*Directions for this task*.
Each line that includes the string "SPEX" counts once; give the total and nothing else.

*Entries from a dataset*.
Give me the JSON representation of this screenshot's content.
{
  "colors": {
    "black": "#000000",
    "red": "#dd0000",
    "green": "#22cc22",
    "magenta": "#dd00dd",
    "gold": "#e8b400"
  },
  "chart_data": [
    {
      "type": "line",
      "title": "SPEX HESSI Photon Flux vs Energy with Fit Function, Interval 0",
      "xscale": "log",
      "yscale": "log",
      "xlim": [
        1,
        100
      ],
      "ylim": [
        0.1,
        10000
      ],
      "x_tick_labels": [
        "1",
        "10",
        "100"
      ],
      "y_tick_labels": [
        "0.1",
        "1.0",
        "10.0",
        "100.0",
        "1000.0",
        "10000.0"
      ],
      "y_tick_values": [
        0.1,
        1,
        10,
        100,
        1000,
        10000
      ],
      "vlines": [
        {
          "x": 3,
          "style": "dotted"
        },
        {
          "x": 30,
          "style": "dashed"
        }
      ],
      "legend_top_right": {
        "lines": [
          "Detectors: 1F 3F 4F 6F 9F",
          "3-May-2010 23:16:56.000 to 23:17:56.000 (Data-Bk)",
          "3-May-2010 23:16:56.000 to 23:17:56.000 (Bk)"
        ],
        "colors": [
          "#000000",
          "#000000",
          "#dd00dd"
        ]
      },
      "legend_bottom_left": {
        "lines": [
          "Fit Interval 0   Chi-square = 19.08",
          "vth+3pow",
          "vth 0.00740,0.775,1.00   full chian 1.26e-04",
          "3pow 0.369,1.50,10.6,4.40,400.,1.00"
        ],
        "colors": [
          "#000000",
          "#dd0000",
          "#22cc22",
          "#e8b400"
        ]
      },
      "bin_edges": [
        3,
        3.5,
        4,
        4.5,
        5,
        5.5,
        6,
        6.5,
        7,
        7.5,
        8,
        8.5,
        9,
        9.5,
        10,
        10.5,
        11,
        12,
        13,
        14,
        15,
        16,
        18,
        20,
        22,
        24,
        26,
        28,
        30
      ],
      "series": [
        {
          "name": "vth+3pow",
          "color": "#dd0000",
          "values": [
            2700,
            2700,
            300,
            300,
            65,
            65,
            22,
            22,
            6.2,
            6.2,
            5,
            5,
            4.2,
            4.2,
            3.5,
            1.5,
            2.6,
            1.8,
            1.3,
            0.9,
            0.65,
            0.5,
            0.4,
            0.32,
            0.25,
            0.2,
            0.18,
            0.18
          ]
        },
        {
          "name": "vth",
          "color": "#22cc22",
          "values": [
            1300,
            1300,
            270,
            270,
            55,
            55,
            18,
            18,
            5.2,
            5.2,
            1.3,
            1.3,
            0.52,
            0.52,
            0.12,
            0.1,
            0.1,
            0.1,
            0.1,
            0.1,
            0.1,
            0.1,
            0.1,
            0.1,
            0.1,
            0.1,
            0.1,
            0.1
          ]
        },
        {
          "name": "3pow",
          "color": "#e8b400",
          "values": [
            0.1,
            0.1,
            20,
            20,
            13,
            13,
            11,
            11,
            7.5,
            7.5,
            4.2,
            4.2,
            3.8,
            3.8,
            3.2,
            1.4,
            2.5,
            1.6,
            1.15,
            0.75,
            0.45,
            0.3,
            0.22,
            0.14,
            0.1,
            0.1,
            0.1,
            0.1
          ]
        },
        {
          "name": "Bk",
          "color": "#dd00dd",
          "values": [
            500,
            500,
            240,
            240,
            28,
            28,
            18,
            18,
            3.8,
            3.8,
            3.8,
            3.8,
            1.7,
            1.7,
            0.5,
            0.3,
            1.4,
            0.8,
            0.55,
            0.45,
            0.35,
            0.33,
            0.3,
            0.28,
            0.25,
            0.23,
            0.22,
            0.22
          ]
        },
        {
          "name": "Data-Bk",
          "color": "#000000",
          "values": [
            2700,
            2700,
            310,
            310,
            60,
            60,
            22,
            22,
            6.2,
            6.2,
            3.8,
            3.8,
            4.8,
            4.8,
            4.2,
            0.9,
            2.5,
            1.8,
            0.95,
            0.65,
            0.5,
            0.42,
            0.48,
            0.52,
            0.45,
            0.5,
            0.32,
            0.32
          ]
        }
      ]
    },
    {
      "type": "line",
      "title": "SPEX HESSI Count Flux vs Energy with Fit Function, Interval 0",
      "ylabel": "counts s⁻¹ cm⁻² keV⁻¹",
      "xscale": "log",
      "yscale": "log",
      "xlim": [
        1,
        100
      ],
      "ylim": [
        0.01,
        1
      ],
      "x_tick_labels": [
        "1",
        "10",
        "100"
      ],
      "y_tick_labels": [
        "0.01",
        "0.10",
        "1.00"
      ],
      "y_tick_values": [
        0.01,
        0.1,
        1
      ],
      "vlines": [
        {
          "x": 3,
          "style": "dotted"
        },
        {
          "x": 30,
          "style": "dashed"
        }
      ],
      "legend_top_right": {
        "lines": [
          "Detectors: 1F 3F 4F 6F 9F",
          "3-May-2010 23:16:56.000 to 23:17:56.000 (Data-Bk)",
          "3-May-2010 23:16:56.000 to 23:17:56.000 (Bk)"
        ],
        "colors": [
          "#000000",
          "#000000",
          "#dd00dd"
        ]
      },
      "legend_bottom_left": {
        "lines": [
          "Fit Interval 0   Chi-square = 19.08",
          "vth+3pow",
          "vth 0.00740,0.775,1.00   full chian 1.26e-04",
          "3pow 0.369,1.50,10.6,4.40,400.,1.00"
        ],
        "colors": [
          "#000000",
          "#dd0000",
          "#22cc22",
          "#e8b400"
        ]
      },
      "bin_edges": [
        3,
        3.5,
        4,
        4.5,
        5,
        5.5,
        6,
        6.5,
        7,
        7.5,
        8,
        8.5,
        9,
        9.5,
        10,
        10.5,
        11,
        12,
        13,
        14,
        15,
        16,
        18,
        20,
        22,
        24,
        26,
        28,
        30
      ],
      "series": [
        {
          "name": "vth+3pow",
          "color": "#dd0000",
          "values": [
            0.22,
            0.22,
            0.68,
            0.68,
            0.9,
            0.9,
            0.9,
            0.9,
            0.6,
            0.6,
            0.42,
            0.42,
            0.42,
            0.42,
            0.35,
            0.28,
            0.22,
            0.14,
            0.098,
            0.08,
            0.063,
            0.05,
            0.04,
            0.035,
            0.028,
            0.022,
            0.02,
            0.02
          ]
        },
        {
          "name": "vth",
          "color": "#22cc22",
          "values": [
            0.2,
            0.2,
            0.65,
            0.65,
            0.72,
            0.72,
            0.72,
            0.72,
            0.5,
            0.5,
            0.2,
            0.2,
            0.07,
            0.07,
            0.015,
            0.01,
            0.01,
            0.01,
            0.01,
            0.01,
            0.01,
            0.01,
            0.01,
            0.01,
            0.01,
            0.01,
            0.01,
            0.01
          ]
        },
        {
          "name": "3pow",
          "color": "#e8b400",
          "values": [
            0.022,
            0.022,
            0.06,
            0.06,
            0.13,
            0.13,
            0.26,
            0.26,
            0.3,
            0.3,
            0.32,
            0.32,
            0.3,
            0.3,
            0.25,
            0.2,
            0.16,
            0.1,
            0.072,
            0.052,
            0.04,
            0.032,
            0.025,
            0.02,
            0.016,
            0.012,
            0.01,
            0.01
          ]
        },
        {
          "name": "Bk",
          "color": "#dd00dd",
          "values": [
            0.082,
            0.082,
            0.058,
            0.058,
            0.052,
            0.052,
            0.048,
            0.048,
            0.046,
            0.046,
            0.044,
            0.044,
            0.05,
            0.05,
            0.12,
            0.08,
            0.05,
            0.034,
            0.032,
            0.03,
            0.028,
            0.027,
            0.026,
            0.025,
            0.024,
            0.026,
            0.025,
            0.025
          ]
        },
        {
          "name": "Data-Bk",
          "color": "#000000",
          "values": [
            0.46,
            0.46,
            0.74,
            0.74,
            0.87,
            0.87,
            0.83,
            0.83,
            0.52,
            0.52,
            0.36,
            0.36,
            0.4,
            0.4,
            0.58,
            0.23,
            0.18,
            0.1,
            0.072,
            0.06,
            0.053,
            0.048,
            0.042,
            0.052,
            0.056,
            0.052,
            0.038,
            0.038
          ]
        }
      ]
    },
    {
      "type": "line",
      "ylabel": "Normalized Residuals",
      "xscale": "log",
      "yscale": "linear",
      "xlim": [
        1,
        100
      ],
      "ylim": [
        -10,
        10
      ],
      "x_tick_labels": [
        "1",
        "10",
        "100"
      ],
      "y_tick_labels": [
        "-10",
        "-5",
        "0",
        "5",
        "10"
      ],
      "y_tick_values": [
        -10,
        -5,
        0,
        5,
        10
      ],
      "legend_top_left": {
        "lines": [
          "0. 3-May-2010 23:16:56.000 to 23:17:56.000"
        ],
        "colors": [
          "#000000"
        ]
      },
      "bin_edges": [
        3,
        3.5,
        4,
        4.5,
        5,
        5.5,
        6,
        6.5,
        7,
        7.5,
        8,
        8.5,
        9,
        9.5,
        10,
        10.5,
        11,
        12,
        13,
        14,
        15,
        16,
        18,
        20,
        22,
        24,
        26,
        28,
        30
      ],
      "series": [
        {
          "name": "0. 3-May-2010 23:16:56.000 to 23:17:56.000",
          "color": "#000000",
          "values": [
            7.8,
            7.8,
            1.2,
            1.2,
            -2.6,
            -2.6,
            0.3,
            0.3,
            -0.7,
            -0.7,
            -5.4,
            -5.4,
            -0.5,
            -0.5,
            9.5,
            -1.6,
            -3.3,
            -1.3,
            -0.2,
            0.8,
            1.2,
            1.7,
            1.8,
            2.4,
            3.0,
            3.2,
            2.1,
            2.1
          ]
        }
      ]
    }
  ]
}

*Exercise result*.
2